* START *
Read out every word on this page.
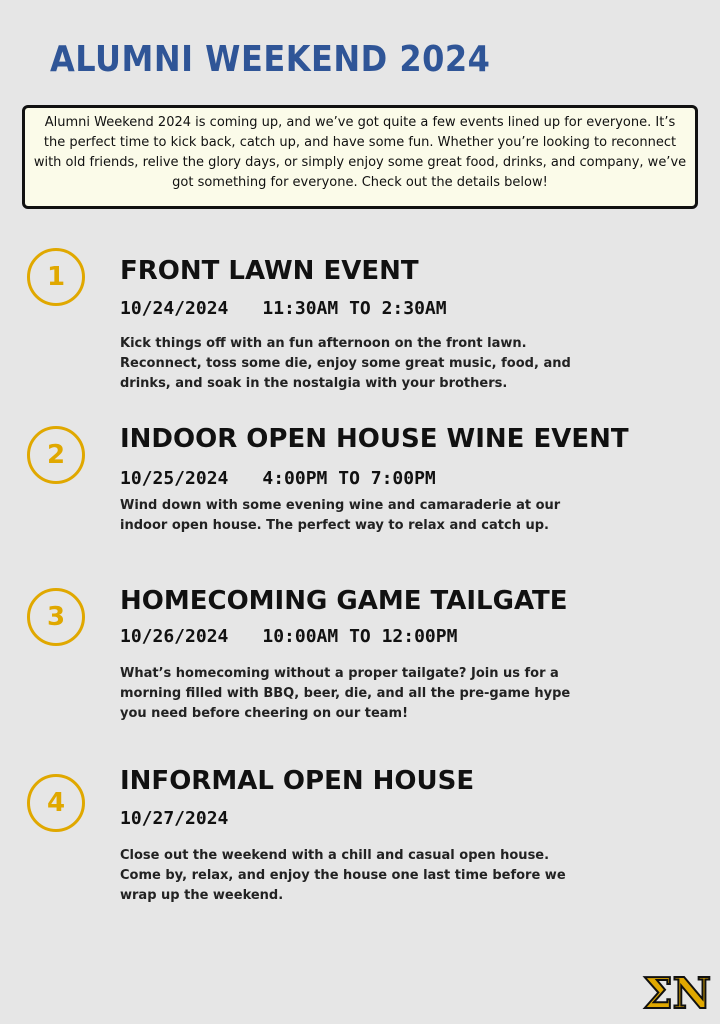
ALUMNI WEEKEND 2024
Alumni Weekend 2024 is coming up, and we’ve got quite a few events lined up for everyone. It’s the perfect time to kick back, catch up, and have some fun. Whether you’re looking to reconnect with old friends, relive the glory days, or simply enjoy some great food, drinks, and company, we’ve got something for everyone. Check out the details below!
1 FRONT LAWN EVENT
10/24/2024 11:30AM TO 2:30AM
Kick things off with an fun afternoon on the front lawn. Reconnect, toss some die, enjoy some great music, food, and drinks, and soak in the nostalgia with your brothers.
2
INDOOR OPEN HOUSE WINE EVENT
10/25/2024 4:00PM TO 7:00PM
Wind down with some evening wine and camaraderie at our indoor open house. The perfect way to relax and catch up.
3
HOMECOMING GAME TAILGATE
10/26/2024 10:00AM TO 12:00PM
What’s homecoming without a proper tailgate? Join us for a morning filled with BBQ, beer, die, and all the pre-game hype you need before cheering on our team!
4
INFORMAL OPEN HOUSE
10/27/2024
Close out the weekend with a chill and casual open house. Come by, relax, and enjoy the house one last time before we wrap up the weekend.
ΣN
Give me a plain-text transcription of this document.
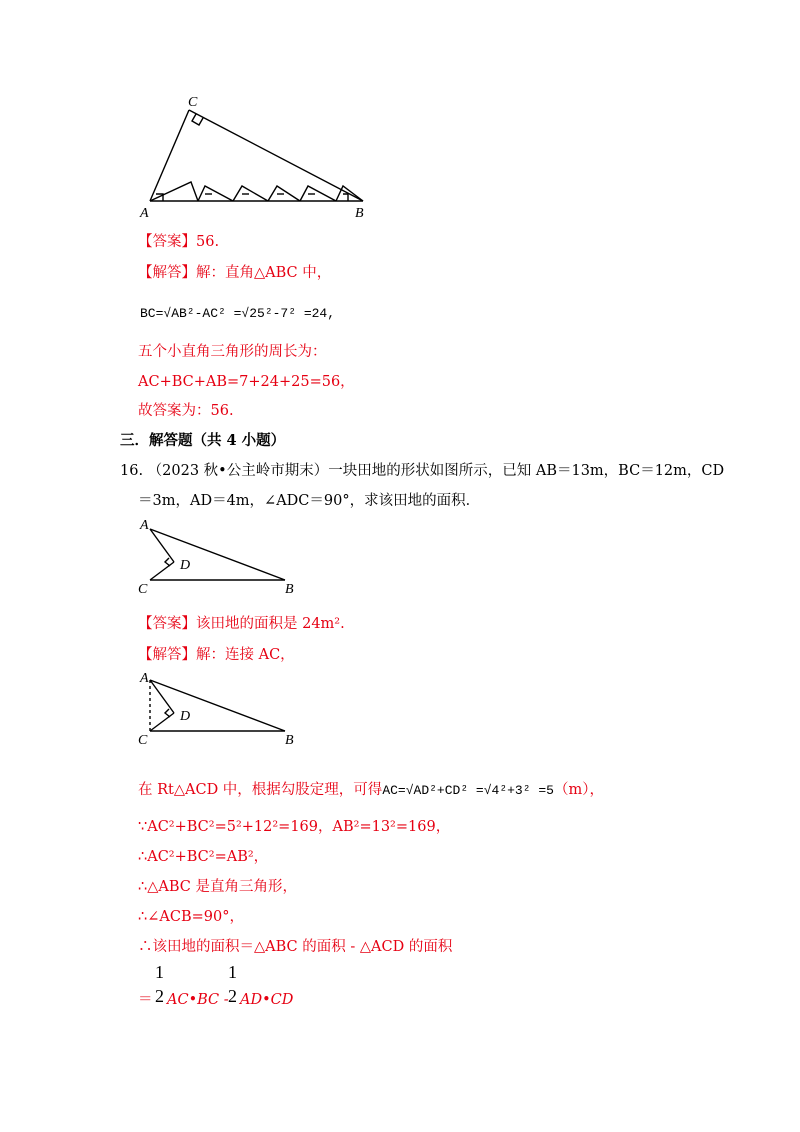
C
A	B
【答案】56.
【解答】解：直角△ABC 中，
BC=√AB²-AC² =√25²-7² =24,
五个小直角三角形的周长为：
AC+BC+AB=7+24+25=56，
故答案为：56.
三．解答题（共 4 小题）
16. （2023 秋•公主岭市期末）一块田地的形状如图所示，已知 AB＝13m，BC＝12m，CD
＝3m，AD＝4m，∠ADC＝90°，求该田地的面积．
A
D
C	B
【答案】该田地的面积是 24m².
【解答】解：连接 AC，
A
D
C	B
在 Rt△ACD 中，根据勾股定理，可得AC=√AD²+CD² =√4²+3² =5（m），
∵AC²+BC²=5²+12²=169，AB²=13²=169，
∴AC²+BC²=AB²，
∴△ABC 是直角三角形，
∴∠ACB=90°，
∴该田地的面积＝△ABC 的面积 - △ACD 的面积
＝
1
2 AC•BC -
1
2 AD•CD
* END *
### Given problem
Take the lines from the one that contains "Give me a plain-text" down to the last line of the listing above, both included, and set them down exactly, leaving out pictures.

### Task result
Give me a plain-text transcription of this document.
C
A	B
【答案】56.
【解答】解：直角△ABC 中，
BC=√AB²-AC² =√25²-7² =24,
五个小直角三角形的周长为：
AC+BC+AB=7+24+25=56，
故答案为：56.
三．解答题（共 4 小题）
16. （2023 秋•公主岭市期末）一块田地的形状如图所示，已知 AB＝13m，BC＝12m，CD
＝3m，AD＝4m，∠ADC＝90°，求该田地的面积．
A
D
C	B
【答案】该田地的面积是 24m².
【解答】解：连接 AC，
A
D
C	B
在 Rt△ACD 中，根据勾股定理，可得AC=√AD²+CD² =√4²+3² =5（m），
∵AC²+BC²=5²+12²=169，AB²=13²=169，
∴AC²+BC²=AB²，
∴△ABC 是直角三角形，
∴∠ACB=90°，
∴该田地的面积＝△ABC 的面积 - △ACD 的面积
＝
1
2 AC•BC -
1
2 AD•CD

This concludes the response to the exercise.